╭─ RECORDS FOR THIS EXERCISE
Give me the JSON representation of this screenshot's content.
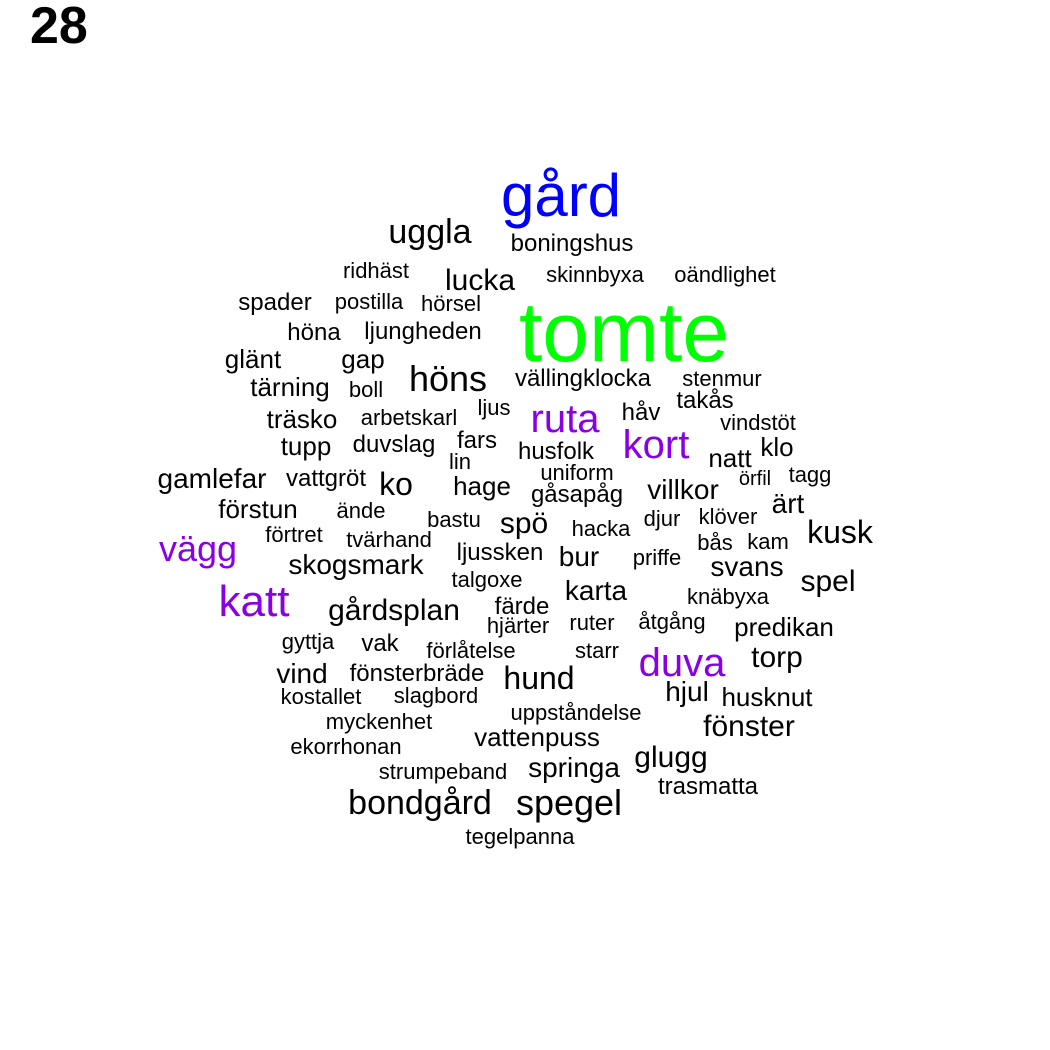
{
  "page_number": "28",
  "colors": {
    "default": "#000000",
    "top": "#00ff00",
    "second": "#0000ff",
    "third": "#8a00e6"
  },
  "words": [
    {
      "text": "tomte",
      "tier": "top"
    },
    {
      "text": "gård",
      "tier": "second"
    },
    {
      "text": "ruta",
      "tier": "third"
    },
    {
      "text": "kort",
      "tier": "third"
    },
    {
      "text": "vägg",
      "tier": "third"
    },
    {
      "text": "katt",
      "tier": "third"
    },
    {
      "text": "duva",
      "tier": "third"
    },
    {
      "text": "uggla"
    },
    {
      "text": "boningshus"
    },
    {
      "text": "ridhäst"
    },
    {
      "text": "lucka"
    },
    {
      "text": "skinnbyxa"
    },
    {
      "text": "oändlighet"
    },
    {
      "text": "spader"
    },
    {
      "text": "postilla"
    },
    {
      "text": "hörsel"
    },
    {
      "text": "höna"
    },
    {
      "text": "ljungheden"
    },
    {
      "text": "glänt"
    },
    {
      "text": "gap"
    },
    {
      "text": "tärning"
    },
    {
      "text": "boll"
    },
    {
      "text": "höns"
    },
    {
      "text": "vällingklocka"
    },
    {
      "text": "stenmur"
    },
    {
      "text": "takås"
    },
    {
      "text": "håv"
    },
    {
      "text": "vindstöt"
    },
    {
      "text": "träsko"
    },
    {
      "text": "arbetskarl"
    },
    {
      "text": "ljus"
    },
    {
      "text": "tupp"
    },
    {
      "text": "duvslag"
    },
    {
      "text": "fars"
    },
    {
      "text": "husfolk"
    },
    {
      "text": "lin"
    },
    {
      "text": "natt"
    },
    {
      "text": "klo"
    },
    {
      "text": "gamlefar"
    },
    {
      "text": "vattgröt"
    },
    {
      "text": "ko"
    },
    {
      "text": "uniform"
    },
    {
      "text": "örfil"
    },
    {
      "text": "tagg"
    },
    {
      "text": "hage"
    },
    {
      "text": "gåsapåg"
    },
    {
      "text": "villkor"
    },
    {
      "text": "förstun"
    },
    {
      "text": "ände"
    },
    {
      "text": "ärt"
    },
    {
      "text": "bastu"
    },
    {
      "text": "spö"
    },
    {
      "text": "djur"
    },
    {
      "text": "klöver"
    },
    {
      "text": "hacka"
    },
    {
      "text": "kusk"
    },
    {
      "text": "förtret"
    },
    {
      "text": "tvärhand"
    },
    {
      "text": "bås"
    },
    {
      "text": "kam"
    },
    {
      "text": "ljussken"
    },
    {
      "text": "bur"
    },
    {
      "text": "priffe"
    },
    {
      "text": "skogsmark"
    },
    {
      "text": "svans"
    },
    {
      "text": "talgoxe"
    },
    {
      "text": "spel"
    },
    {
      "text": "karta"
    },
    {
      "text": "knäbyxa"
    },
    {
      "text": "gårdsplan"
    },
    {
      "text": "färde"
    },
    {
      "text": "hjärter"
    },
    {
      "text": "ruter"
    },
    {
      "text": "åtgång"
    },
    {
      "text": "predikan"
    },
    {
      "text": "gyttja"
    },
    {
      "text": "vak"
    },
    {
      "text": "förlåtelse"
    },
    {
      "text": "starr"
    },
    {
      "text": "torp"
    },
    {
      "text": "vind"
    },
    {
      "text": "fönsterbräde"
    },
    {
      "text": "hund"
    },
    {
      "text": "kostallet"
    },
    {
      "text": "slagbord"
    },
    {
      "text": "hjul"
    },
    {
      "text": "husknut"
    },
    {
      "text": "myckenhet"
    },
    {
      "text": "uppståndelse"
    },
    {
      "text": "fönster"
    },
    {
      "text": "ekorrhonan"
    },
    {
      "text": "vattenpuss"
    },
    {
      "text": "glugg"
    },
    {
      "text": "strumpeband"
    },
    {
      "text": "springa"
    },
    {
      "text": "trasmatta"
    },
    {
      "text": "bondgård"
    },
    {
      "text": "spegel"
    },
    {
      "text": "tegelpanna"
    }
  ]
}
╰─
_DESCRIPTION OF THE TASK_.
Extract the entries in full, exactly as they are, minus the pictures.

_OUTPUT OF THE TASK_.
Give me the JSON representation of this screenshot's content.
{
  "page_number": "28",
  "colors": {
    "default": "#000000",
    "top": "#00ff00",
    "second": "#0000ff",
    "third": "#8a00e6"
  },
  "words": [
    {
      "text": "tomte",
      "tier": "top"
    },
    {
      "text": "gård",
      "tier": "second"
    },
    {
      "text": "ruta",
      "tier": "third"
    },
    {
      "text": "kort",
      "tier": "third"
    },
    {
      "text": "vägg",
      "tier": "third"
    },
    {
      "text": "katt",
      "tier": "third"
    },
    {
      "text": "duva",
      "tier": "third"
    },
    {
      "text": "uggla"
    },
    {
      "text": "boningshus"
    },
    {
      "text": "ridhäst"
    },
    {
      "text": "lucka"
    },
    {
      "text": "skinnbyxa"
    },
    {
      "text": "oändlighet"
    },
    {
      "text": "spader"
    },
    {
      "text": "postilla"
    },
    {
      "text": "hörsel"
    },
    {
      "text": "höna"
    },
    {
      "text": "ljungheden"
    },
    {
      "text": "glänt"
    },
    {
      "text": "gap"
    },
    {
      "text": "tärning"
    },
    {
      "text": "boll"
    },
    {
      "text": "höns"
    },
    {
      "text": "vällingklocka"
    },
    {
      "text": "stenmur"
    },
    {
      "text": "takås"
    },
    {
      "text": "håv"
    },
    {
      "text": "vindstöt"
    },
    {
      "text": "träsko"
    },
    {
      "text": "arbetskarl"
    },
    {
      "text": "ljus"
    },
    {
      "text": "tupp"
    },
    {
      "text": "duvslag"
    },
    {
      "text": "fars"
    },
    {
      "text": "husfolk"
    },
    {
      "text": "lin"
    },
    {
      "text": "natt"
    },
    {
      "text": "klo"
    },
    {
      "text": "gamlefar"
    },
    {
      "text": "vattgröt"
    },
    {
      "text": "ko"
    },
    {
      "text": "uniform"
    },
    {
      "text": "örfil"
    },
    {
      "text": "tagg"
    },
    {
      "text": "hage"
    },
    {
      "text": "gåsapåg"
    },
    {
      "text": "villkor"
    },
    {
      "text": "förstun"
    },
    {
      "text": "ände"
    },
    {
      "text": "ärt"
    },
    {
      "text": "bastu"
    },
    {
      "text": "spö"
    },
    {
      "text": "djur"
    },
    {
      "text": "klöver"
    },
    {
      "text": "hacka"
    },
    {
      "text": "kusk"
    },
    {
      "text": "förtret"
    },
    {
      "text": "tvärhand"
    },
    {
      "text": "bås"
    },
    {
      "text": "kam"
    },
    {
      "text": "ljussken"
    },
    {
      "text": "bur"
    },
    {
      "text": "priffe"
    },
    {
      "text": "skogsmark"
    },
    {
      "text": "svans"
    },
    {
      "text": "talgoxe"
    },
    {
      "text": "spel"
    },
    {
      "text": "karta"
    },
    {
      "text": "knäbyxa"
    },
    {
      "text": "gårdsplan"
    },
    {
      "text": "färde"
    },
    {
      "text": "hjärter"
    },
    {
      "text": "ruter"
    },
    {
      "text": "åtgång"
    },
    {
      "text": "predikan"
    },
    {
      "text": "gyttja"
    },
    {
      "text": "vak"
    },
    {
      "text": "förlåtelse"
    },
    {
      "text": "starr"
    },
    {
      "text": "torp"
    },
    {
      "text": "vind"
    },
    {
      "text": "fönsterbräde"
    },
    {
      "text": "hund"
    },
    {
      "text": "kostallet"
    },
    {
      "text": "slagbord"
    },
    {
      "text": "hjul"
    },
    {
      "text": "husknut"
    },
    {
      "text": "myckenhet"
    },
    {
      "text": "uppståndelse"
    },
    {
      "text": "fönster"
    },
    {
      "text": "ekorrhonan"
    },
    {
      "text": "vattenpuss"
    },
    {
      "text": "glugg"
    },
    {
      "text": "strumpeband"
    },
    {
      "text": "springa"
    },
    {
      "text": "trasmatta"
    },
    {
      "text": "bondgård"
    },
    {
      "text": "spegel"
    },
    {
      "text": "tegelpanna"
    }
  ]
}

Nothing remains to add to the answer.